• REQUIRED TASK
Quote all of the data that follows exactly as written, skipping the images.

• EXERCISE MATERIAL
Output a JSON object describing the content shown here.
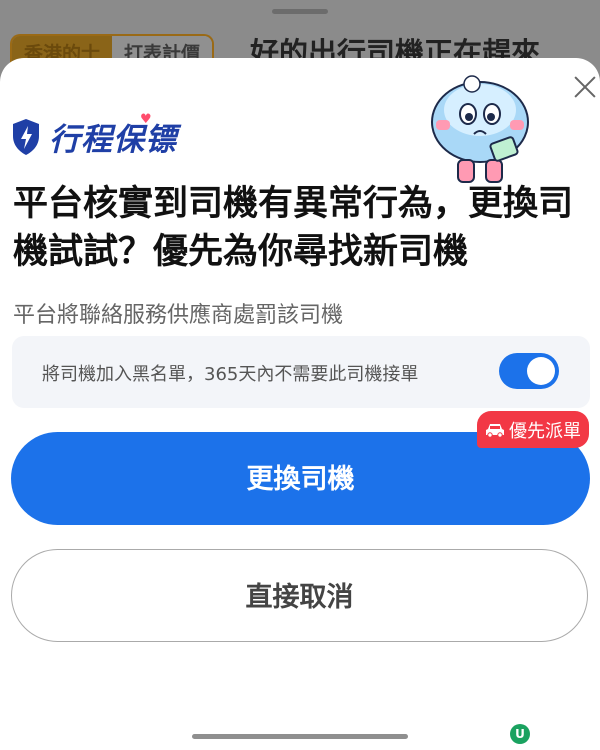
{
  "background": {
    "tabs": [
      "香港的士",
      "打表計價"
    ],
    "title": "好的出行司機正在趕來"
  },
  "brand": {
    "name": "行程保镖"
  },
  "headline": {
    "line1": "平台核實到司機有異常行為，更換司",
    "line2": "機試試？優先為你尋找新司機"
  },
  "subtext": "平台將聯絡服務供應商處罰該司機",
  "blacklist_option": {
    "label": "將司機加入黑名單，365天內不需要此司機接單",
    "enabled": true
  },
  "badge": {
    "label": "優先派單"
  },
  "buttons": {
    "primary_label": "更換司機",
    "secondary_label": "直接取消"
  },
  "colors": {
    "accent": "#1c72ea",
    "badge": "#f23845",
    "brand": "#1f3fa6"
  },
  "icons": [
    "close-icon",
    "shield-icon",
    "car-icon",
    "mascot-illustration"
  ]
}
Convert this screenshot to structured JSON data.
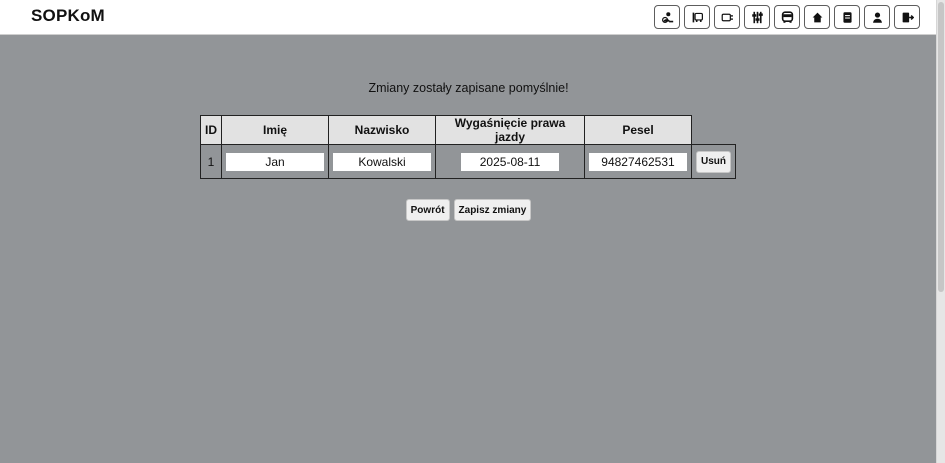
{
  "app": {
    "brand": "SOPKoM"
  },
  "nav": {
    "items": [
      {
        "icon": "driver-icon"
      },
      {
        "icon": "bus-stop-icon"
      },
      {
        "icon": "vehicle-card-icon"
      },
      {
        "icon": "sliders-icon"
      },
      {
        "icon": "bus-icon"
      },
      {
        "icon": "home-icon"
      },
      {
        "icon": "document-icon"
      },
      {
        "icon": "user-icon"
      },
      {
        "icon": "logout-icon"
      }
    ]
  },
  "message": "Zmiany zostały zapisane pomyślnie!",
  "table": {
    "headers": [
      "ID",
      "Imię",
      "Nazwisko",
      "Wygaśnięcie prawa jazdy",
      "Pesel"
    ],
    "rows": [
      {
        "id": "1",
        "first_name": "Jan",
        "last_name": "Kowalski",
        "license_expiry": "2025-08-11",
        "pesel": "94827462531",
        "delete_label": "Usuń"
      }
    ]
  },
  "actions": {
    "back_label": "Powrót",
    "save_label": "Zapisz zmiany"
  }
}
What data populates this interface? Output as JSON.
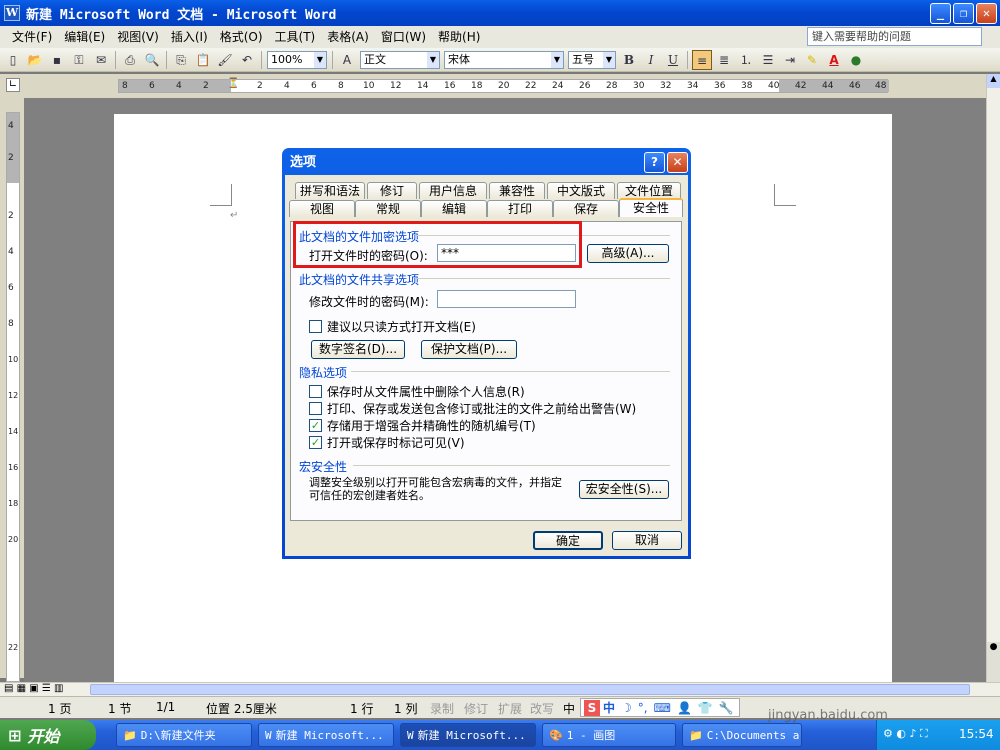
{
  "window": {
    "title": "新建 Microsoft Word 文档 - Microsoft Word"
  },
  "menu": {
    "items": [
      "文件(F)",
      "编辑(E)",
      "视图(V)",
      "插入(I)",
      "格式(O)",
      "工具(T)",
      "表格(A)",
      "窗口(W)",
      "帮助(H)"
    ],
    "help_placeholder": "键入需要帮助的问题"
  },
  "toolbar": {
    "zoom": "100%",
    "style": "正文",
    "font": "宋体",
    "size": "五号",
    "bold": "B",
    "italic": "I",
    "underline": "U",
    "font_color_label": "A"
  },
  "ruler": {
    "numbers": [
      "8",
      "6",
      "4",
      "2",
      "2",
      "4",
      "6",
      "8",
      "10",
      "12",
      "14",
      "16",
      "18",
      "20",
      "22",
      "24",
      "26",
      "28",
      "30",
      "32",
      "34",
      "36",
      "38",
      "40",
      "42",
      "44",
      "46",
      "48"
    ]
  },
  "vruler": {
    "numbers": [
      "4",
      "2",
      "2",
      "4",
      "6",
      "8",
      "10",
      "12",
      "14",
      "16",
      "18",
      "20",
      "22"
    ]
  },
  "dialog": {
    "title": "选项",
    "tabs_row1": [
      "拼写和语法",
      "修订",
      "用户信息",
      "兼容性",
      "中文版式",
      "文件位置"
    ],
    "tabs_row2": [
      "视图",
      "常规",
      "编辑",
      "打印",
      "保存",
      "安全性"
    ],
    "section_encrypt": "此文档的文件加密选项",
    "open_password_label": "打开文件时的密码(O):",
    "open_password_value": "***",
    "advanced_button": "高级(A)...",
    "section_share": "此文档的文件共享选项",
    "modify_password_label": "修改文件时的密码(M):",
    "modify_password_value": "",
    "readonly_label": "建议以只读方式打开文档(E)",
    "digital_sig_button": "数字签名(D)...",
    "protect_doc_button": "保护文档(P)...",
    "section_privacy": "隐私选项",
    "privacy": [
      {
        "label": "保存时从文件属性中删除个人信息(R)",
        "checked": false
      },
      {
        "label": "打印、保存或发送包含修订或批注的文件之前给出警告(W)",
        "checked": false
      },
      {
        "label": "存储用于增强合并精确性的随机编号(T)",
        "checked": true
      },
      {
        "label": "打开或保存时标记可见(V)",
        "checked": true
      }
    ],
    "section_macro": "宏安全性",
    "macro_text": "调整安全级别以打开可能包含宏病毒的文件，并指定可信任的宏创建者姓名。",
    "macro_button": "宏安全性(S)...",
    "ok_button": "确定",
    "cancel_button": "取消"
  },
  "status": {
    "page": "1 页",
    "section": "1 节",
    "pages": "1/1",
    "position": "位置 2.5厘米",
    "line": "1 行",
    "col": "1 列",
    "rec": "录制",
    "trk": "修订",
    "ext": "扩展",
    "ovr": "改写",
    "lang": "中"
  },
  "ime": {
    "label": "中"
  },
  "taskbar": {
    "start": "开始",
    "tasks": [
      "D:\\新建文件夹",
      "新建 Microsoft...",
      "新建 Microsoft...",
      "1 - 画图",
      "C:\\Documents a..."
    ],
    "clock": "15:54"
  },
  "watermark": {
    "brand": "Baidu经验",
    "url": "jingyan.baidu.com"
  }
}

• CORRECT RESPONSE
Output a JSON object describing the content shown here.
{
  "background": {
    "tabs": [
      "香港的士",
      "打表計價"
    ],
    "title": "好的出行司機正在趕來"
  },
  "brand": {
    "name": "行程保镖"
  },
  "headline": {
    "line1": "平台核實到司機有異常行為，更換司",
    "line2": "機試試？優先為你尋找新司機"
  },
  "subtext": "平台將聯絡服務供應商處罰該司機",
  "blacklist_option": {
    "label": "將司機加入黑名單，365天內不需要此司機接單",
    "enabled": true
  },
  "badge": {
    "label": "優先派單"
  },
  "buttons": {
    "primary_label": "更換司機",
    "secondary_label": "直接取消"
  },
  "colors": {
    "accent": "#1c72ea",
    "badge": "#f23845",
    "brand": "#1f3fa6"
  },
  "icons": [
    "close-icon",
    "shield-icon",
    "car-icon",
    "mascot-illustration"
  ]
}
Convert this screenshot to structured JSON data.
{
  "app": {
    "brand": "SOPKoM"
  },
  "nav": {
    "items": [
      {
        "icon": "driver-icon"
      },
      {
        "icon": "bus-stop-icon"
      },
      {
        "icon": "vehicle-card-icon"
      },
      {
        "icon": "sliders-icon"
      },
      {
        "icon": "bus-icon"
      },
      {
        "icon": "home-icon"
      },
      {
        "icon": "document-icon"
      },
      {
        "icon": "user-icon"
      },
      {
        "icon": "logout-icon"
      }
    ]
  },
  "message": "Zmiany zostały zapisane pomyślnie!",
  "table": {
    "headers": [
      "ID",
      "Imię",
      "Nazwisko",
      "Wygaśnięcie prawa jazdy",
      "Pesel"
    ],
    "rows": [
      {
        "id": "1",
        "first_name": "Jan",
        "last_name": "Kowalski",
        "license_expiry": "2025-08-11",
        "pesel": "94827462531",
        "delete_label": "Usuń"
      }
    ]
  },
  "actions": {
    "back_label": "Powrót",
    "save_label": "Zapisz zmiany"
  }
}
What data populates this interface? Output as JSON.
{
  "window": {
    "title": "新建 Microsoft Word 文档 - Microsoft Word"
  },
  "menu": {
    "items": [
      "文件(F)",
      "编辑(E)",
      "视图(V)",
      "插入(I)",
      "格式(O)",
      "工具(T)",
      "表格(A)",
      "窗口(W)",
      "帮助(H)"
    ],
    "help_placeholder": "键入需要帮助的问题"
  },
  "toolbar": {
    "zoom": "100%",
    "style": "正文",
    "font": "宋体",
    "size": "五号",
    "bold": "B",
    "italic": "I",
    "underline": "U",
    "font_color_label": "A"
  },
  "ruler": {
    "numbers": [
      "8",
      "6",
      "4",
      "2",
      "2",
      "4",
      "6",
      "8",
      "10",
      "12",
      "14",
      "16",
      "18",
      "20",
      "22",
      "24",
      "26",
      "28",
      "30",
      "32",
      "34",
      "36",
      "38",
      "40",
      "42",
      "44",
      "46",
      "48"
    ]
  },
  "vruler": {
    "numbers": [
      "4",
      "2",
      "2",
      "4",
      "6",
      "8",
      "10",
      "12",
      "14",
      "16",
      "18",
      "20",
      "22"
    ]
  },
  "dialog": {
    "title": "选项",
    "tabs_row1": [
      "拼写和语法",
      "修订",
      "用户信息",
      "兼容性",
      "中文版式",
      "文件位置"
    ],
    "tabs_row2": [
      "视图",
      "常规",
      "编辑",
      "打印",
      "保存",
      "安全性"
    ],
    "section_encrypt": "此文档的文件加密选项",
    "open_password_label": "打开文件时的密码(O):",
    "open_password_value": "***",
    "advanced_button": "高级(A)...",
    "section_share": "此文档的文件共享选项",
    "modify_password_label": "修改文件时的密码(M):",
    "modify_password_value": "",
    "readonly_label": "建议以只读方式打开文档(E)",
    "digital_sig_button": "数字签名(D)...",
    "protect_doc_button": "保护文档(P)...",
    "section_privacy": "隐私选项",
    "privacy": [
      {
        "label": "保存时从文件属性中删除个人信息(R)",
        "checked": false
      },
      {
        "label": "打印、保存或发送包含修订或批注的文件之前给出警告(W)",
        "checked": false
      },
      {
        "label": "存储用于增强合并精确性的随机编号(T)",
        "checked": true
      },
      {
        "label": "打开或保存时标记可见(V)",
        "checked": true
      }
    ],
    "section_macro": "宏安全性",
    "macro_text": "调整安全级别以打开可能包含宏病毒的文件，并指定可信任的宏创建者姓名。",
    "macro_button": "宏安全性(S)...",
    "ok_button": "确定",
    "cancel_button": "取消"
  },
  "status": {
    "page": "1 页",
    "section": "1 节",
    "pages": "1/1",
    "position": "位置 2.5厘米",
    "line": "1 行",
    "col": "1 列",
    "rec": "录制",
    "trk": "修订",
    "ext": "扩展",
    "ovr": "改写",
    "lang": "中"
  },
  "ime": {
    "label": "中"
  },
  "taskbar": {
    "start": "开始",
    "tasks": [
      "D:\\新建文件夹",
      "新建 Microsoft...",
      "新建 Microsoft...",
      "1 - 画图",
      "C:\\Documents a..."
    ],
    "clock": "15:54"
  },
  "watermark": {
    "brand": "Baidu经验",
    "url": "jingyan.baidu.com"
  }
}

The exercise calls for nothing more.